* start PAGE *

Field studies in Hulunbeier City are used in this paper to investigate the fault zone and associated fractures in the Tanan Depression. The outcrop is located on the southwestern side of a road that is 1 km from Human Highway in Hulunbeier City. The outcrop contains dark grey silty mudstone and tuffaceous sandstone of the Nantun Formation with a sand-shale ratio of more than 54.8%. The exposed fault throw observed in the sandstone is about 0.7 m (Figure 4a). The fault core is filled with a large amount of fault breccia interspersed with host rocks with a maximum thickness of 40 cm (Figure 4c). Sampling analysis shows that there is no cohesive force within the fault breccia and the percentage of fault rock in the core is extremely low, indicating lack of fault ability to lithify into a cohesive unit. In addition, on both sides of the fault, many fractures have developed in the host rock adjacent to the fault and the density of the fractures decreases gradually with increasing distance from the fault core (Figure 4d).

4. Fractures and Their Influence on Fluid Flow

4.1. Petrophysical Properties of Fault Zones

Fault zones are composed of fault core and damaged zone. In low porosity rocks, the fault core is composed of the incoherent fault breccias, cohesive breccias, cataclasites, gouge, structural lenses, and sliding surfaces. The fault’s damaged zone develops numerous fractures, which are often defined as anomalous areas of petrophysical properties because of the post-depositional alterations of the rocks. Studies show that the porosity of the incoherent fault breccia is 2%–5% higher than the host rocks, and the permeability is 1–4 orders of magnitude higher [52,64]. The porosity of the more deformed part of the damaged zone is 5%–6% higher than the host rocks, and the permeability is 4–6 orders of magnitude higher. The porosity in the less deformed part of the damaged zone is 2%–6% higher than the host rocks and the permeability is 1–6 orders of magnitude higher. When the deformation depth exceeds 3 km, the damaged zone will develop cohesive cataclastic rocks and ultracataclasite, which have higher porosity and permeability than the host rocks [52,64].
Up to date, most literature has focused on the effect of the fractures on reservoir quality, but little attention has been paid to the controlling effects of fractures on fluid flow. In this paper, the influence of the fractures on the fluid flow efficiency is calculated using the formula deduced from the mathematical theory described in the following section.

4.2. Mathematical Modeling and Result

The highest concentrations of deformation in faulted low porosity rocks occur in the fault damaged zone close to the fault core. We will consider here a simple but realistic example that includes a producer and injector (Figure 5) based on a mathematical framework describing linear, single phase flow in non-porous to low porosity rocks with fractures. This model cannot exactly represent the real production status of existing wells because well production depends on several variables that are not considered here, such as stratigraphic thickness, characteristics of faults, and well conditions. Though, the purpose of our model here is simply to highlight the fractional increase in productivity as a result of increased average permeability between the injector and producer, which is caused by the presence of fractures. Therefore, the results of our modeling is not an exact representation of the field but sufficient for the purposes of this study.

* end PAGE *

# WRITTEN TASK 1
Write out the stretch of the fault zone text from "Up to date, most" through "the following section.".
# WRITTEN TASK 2
For each statement below, say whether it agrees with the fault zone text, answering yes or no and quoting the deciding words of the text: (a) The outcrop lies on the northeastern side of a road. (b) The exposed fault throw observed in the sandstone is about 0.7 m. (c) Fracture density in the host rock increases with distance from the fault core.

* start STORED ROWS *

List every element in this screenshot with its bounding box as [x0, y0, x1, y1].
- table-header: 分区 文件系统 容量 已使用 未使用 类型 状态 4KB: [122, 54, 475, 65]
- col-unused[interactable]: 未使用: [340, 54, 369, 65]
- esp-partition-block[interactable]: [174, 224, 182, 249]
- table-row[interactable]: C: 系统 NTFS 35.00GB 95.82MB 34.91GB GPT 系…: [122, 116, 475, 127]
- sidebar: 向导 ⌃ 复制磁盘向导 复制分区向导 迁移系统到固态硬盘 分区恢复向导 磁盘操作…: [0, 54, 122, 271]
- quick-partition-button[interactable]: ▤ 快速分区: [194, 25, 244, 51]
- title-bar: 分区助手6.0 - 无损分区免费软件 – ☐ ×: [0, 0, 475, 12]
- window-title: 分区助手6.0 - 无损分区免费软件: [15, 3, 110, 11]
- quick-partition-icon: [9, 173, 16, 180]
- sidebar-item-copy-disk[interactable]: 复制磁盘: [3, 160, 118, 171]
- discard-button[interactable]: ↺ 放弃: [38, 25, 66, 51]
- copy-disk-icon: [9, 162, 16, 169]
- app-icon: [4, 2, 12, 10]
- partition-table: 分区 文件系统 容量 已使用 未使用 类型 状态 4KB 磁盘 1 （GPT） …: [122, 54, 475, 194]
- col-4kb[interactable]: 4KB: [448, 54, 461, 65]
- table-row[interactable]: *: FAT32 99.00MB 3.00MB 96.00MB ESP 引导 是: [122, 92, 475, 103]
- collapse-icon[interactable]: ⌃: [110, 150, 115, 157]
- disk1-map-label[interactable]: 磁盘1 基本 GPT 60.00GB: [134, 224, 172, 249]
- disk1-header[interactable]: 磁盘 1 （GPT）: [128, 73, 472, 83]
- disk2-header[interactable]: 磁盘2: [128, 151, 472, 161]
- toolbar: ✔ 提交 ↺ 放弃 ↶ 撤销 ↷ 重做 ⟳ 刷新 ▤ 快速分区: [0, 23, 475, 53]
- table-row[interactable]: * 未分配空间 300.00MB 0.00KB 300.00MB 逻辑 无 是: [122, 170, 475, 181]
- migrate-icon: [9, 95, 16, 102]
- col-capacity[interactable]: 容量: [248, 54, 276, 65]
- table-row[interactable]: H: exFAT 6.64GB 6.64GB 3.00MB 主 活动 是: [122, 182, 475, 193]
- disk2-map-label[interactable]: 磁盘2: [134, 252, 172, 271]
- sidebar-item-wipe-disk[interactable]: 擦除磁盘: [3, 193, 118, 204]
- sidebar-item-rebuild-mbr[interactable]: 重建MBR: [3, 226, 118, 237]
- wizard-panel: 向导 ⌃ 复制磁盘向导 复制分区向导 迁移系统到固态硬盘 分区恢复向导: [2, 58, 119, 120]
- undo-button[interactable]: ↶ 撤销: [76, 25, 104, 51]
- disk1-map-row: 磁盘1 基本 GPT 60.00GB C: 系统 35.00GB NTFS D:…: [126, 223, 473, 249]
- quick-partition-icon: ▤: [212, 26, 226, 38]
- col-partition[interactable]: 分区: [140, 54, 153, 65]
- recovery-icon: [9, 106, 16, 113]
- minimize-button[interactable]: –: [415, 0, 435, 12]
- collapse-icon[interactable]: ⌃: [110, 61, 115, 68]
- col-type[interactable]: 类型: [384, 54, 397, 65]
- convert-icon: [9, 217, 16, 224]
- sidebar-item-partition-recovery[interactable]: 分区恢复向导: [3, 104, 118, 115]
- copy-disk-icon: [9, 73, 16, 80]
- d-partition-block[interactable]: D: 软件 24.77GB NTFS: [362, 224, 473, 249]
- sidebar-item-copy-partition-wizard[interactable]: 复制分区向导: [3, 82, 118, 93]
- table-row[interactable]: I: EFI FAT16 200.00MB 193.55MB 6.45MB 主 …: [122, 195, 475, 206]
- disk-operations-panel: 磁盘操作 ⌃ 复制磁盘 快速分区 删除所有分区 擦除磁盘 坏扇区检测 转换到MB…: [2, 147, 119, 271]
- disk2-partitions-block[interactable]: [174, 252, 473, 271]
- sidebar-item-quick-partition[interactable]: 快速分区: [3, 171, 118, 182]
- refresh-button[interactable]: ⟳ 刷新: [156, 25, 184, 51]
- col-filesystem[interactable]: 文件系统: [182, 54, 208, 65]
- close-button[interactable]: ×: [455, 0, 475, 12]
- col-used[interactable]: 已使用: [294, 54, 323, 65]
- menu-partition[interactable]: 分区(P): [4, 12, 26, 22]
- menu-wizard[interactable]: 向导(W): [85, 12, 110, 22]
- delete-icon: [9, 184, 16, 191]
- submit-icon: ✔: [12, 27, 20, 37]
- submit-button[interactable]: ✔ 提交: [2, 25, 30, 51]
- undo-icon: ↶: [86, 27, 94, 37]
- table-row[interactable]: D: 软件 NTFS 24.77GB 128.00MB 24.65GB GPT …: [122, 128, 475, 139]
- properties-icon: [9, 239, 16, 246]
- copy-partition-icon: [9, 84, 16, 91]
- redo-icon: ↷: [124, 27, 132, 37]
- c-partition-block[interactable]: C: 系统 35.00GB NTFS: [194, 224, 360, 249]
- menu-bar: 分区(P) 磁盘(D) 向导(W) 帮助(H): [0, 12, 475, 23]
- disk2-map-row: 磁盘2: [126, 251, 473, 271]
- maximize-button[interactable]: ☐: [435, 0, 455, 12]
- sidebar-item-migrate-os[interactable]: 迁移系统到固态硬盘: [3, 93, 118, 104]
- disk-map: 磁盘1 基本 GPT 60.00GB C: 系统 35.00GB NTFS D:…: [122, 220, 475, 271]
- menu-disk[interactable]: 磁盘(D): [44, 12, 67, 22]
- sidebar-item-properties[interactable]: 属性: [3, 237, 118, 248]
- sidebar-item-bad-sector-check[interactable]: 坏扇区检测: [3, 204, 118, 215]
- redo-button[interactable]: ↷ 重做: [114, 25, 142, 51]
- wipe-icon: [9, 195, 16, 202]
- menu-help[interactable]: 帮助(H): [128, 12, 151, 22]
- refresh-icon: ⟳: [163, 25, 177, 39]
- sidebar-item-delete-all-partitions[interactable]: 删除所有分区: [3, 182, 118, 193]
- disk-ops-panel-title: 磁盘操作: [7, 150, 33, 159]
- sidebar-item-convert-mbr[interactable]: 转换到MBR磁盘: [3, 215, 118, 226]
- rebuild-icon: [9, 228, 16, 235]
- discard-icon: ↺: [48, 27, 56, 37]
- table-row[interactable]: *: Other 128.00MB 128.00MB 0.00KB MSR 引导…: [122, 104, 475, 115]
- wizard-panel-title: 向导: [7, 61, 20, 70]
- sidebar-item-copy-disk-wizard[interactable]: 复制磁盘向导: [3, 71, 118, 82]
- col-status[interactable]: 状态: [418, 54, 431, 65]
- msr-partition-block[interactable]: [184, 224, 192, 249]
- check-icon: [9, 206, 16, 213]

* end STORED ROWS *

# COMPLETE OUTPUT 1
Up to date, most literature has focused on the effect of the fractures on reservoir quality, but little attention has been paid to the controlling effects of fractures on fluid flow. In this paper, the influence of the fractures on the fluid flow efficiency is calculated using the formula deduced from the mathematical theory described in the following section.

# COMPLETE OUTPUT 2
(a) No: "The outcrop is located on the southwestern side of a road that is 1 km from Human Highway in Hulunbeier City."
(b) Yes: "The exposed fault throw observed in the sandstone is about 0.7 m"
(c) No: "the density of the fractures decreases gradually with increasing distance from the fault core"